● **Given problem**:
For the copy, please give all of the data again exactly and leave the pictures out.

● **Records supplied**:
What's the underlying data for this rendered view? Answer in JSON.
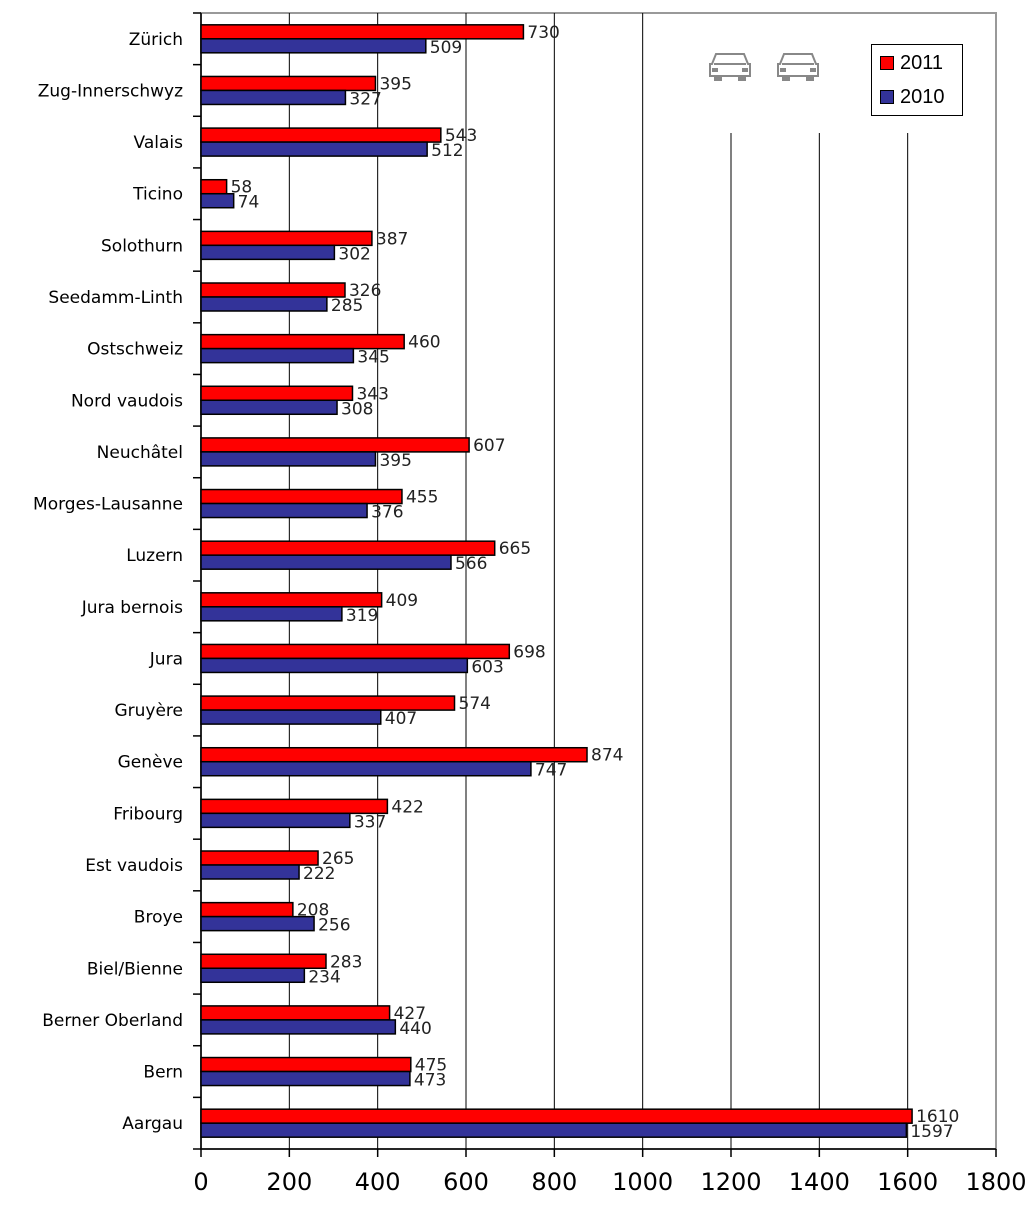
{
  "chart_data": {
    "type": "bar",
    "orientation": "horizontal",
    "categories": [
      "Zürich",
      "Zug-Innerschwyz",
      "Valais",
      "Ticino",
      "Solothurn",
      "Seedamm-Linth",
      "Ostschweiz",
      "Nord vaudois",
      "Neuchâtel",
      "Morges-Lausanne",
      "Luzern",
      "Jura bernois",
      "Jura ",
      "Gruyère",
      "Genève",
      "Fribourg",
      "Est vaudois",
      "Broye",
      "Biel/Bienne",
      "Berner Oberland",
      "Bern",
      "Aargau"
    ],
    "series": [
      {
        "name": "2011",
        "color": "#ff0000",
        "values": [
          730,
          395,
          543,
          58,
          387,
          326,
          460,
          343,
          607,
          455,
          665,
          409,
          698,
          574,
          874,
          422,
          265,
          208,
          283,
          427,
          475,
          1610
        ]
      },
      {
        "name": "2010",
        "color": "#333399",
        "values": [
          509,
          327,
          512,
          74,
          302,
          285,
          345,
          308,
          395,
          376,
          566,
          319,
          603,
          407,
          747,
          337,
          222,
          256,
          234,
          440,
          473,
          1597
        ]
      }
    ],
    "xlim": [
      0,
      1800
    ],
    "xticks": [
      "0",
      "200",
      "400",
      "600",
      "800",
      "1000",
      "1200",
      "1400",
      "1600",
      "1800"
    ],
    "grid": true,
    "legend_position": "top-right",
    "title": "",
    "xlabel": "",
    "ylabel": ""
  },
  "decorations": {
    "icons": [
      "car-icon",
      "car-icon"
    ]
  }
}
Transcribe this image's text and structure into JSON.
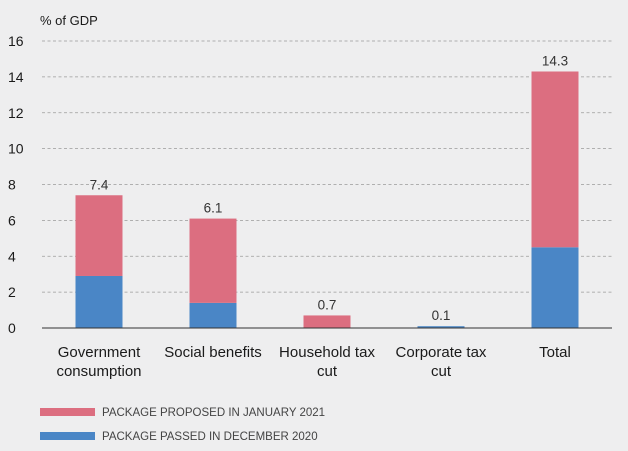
{
  "chart_data": {
    "type": "bar",
    "stacked": true,
    "unit_label": "% of GDP",
    "categories": [
      [
        "Government",
        "consumption"
      ],
      [
        "Social benefits"
      ],
      [
        "Household tax",
        "cut"
      ],
      [
        "Corporate tax",
        "cut"
      ],
      [
        "Total"
      ]
    ],
    "series": [
      {
        "name": "PACKAGE PASSED IN DECEMBER 2020",
        "color": "#4a86c6",
        "values": [
          2.9,
          1.4,
          0.0,
          0.1,
          4.5
        ]
      },
      {
        "name": "PACKAGE PROPOSED IN JANUARY 2021",
        "color": "#dc6e80",
        "values": [
          4.5,
          4.7,
          0.7,
          0.0,
          9.8
        ]
      }
    ],
    "totals": [
      "7.4",
      "6.1",
      "0.7",
      "0.1",
      "14.3"
    ],
    "ylim": [
      0,
      16
    ],
    "yticks": [
      "0",
      "2",
      "4",
      "6",
      "8",
      "10",
      "12",
      "14",
      "16"
    ],
    "grid": true,
    "legend_position": "bottom-left"
  }
}
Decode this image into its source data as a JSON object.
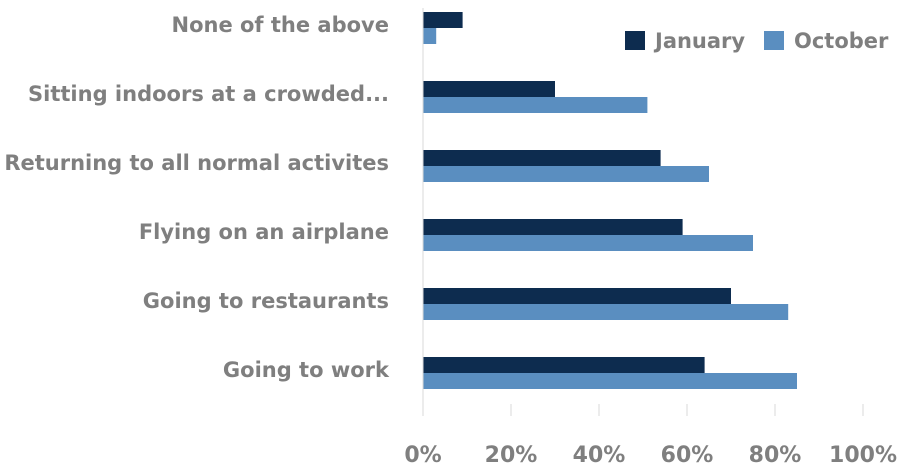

● **Answer to the task**:
What's the underlying data for this rendered view? Answer in JSON.
{
  "chart_data": {
    "type": "bar",
    "orientation": "horizontal",
    "categories": [
      "Zürich",
      "Zug-Innerschwyz",
      "Valais",
      "Ticino",
      "Solothurn",
      "Seedamm-Linth",
      "Ostschweiz",
      "Nord vaudois",
      "Neuchâtel",
      "Morges-Lausanne",
      "Luzern",
      "Jura bernois",
      "Jura ",
      "Gruyère",
      "Genève",
      "Fribourg",
      "Est vaudois",
      "Broye",
      "Biel/Bienne",
      "Berner Oberland",
      "Bern",
      "Aargau"
    ],
    "series": [
      {
        "name": "2011",
        "color": "#ff0000",
        "values": [
          730,
          395,
          543,
          58,
          387,
          326,
          460,
          343,
          607,
          455,
          665,
          409,
          698,
          574,
          874,
          422,
          265,
          208,
          283,
          427,
          475,
          1610
        ]
      },
      {
        "name": "2010",
        "color": "#333399",
        "values": [
          509,
          327,
          512,
          74,
          302,
          285,
          345,
          308,
          395,
          376,
          566,
          319,
          603,
          407,
          747,
          337,
          222,
          256,
          234,
          440,
          473,
          1597
        ]
      }
    ],
    "xlim": [
      0,
      1800
    ],
    "xticks": [
      "0",
      "200",
      "400",
      "600",
      "800",
      "1000",
      "1200",
      "1400",
      "1600",
      "1800"
    ],
    "grid": true,
    "legend_position": "top-right",
    "title": "",
    "xlabel": "",
    "ylabel": ""
  },
  "decorations": {
    "icons": [
      "car-icon",
      "car-icon"
    ]
  }
}
Transcribe this image's text and structure into JSON.
{
  "chart_data": {
    "type": "bar",
    "stacked": true,
    "unit_label": "% of GDP",
    "categories": [
      [
        "Government",
        "consumption"
      ],
      [
        "Social benefits"
      ],
      [
        "Household tax",
        "cut"
      ],
      [
        "Corporate tax",
        "cut"
      ],
      [
        "Total"
      ]
    ],
    "series": [
      {
        "name": "PACKAGE PASSED IN DECEMBER 2020",
        "color": "#4a86c6",
        "values": [
          2.9,
          1.4,
          0.0,
          0.1,
          4.5
        ]
      },
      {
        "name": "PACKAGE PROPOSED IN JANUARY 2021",
        "color": "#dc6e80",
        "values": [
          4.5,
          4.7,
          0.7,
          0.0,
          9.8
        ]
      }
    ],
    "totals": [
      "7.4",
      "6.1",
      "0.7",
      "0.1",
      "14.3"
    ],
    "ylim": [
      0,
      16
    ],
    "yticks": [
      "0",
      "2",
      "4",
      "6",
      "8",
      "10",
      "12",
      "14",
      "16"
    ],
    "grid": true,
    "legend_position": "bottom-left"
  }
}
Decode this image into its source data as a JSON object.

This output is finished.